▽
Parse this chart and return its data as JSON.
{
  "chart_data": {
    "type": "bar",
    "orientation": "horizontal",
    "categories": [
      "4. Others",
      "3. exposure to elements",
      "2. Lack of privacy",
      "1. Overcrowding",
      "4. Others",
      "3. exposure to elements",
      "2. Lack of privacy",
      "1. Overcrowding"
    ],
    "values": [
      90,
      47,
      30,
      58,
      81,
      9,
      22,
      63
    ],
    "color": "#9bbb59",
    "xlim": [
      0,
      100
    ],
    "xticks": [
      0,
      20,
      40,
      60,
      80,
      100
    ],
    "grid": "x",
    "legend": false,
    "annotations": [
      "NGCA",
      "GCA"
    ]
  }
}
△
BRIEF - Output the full listing without altering anything.

THE RESPONSE -
Parse this chart and return its data as JSON.
{
  "chart_data": {
    "type": "bar",
    "orientation": "horizontal",
    "categories": [
      "4. Others",
      "3. exposure to elements",
      "2. Lack of privacy",
      "1. Overcrowding",
      "4. Others",
      "3. exposure to elements",
      "2. Lack of privacy",
      "1. Overcrowding"
    ],
    "values": [
      90,
      47,
      30,
      58,
      81,
      9,
      22,
      63
    ],
    "color": "#9bbb59",
    "xlim": [
      0,
      100
    ],
    "xticks": [
      0,
      20,
      40,
      60,
      80,
      100
    ],
    "grid": "x",
    "legend": false,
    "annotations": [
      "NGCA",
      "GCA"
    ]
  }
}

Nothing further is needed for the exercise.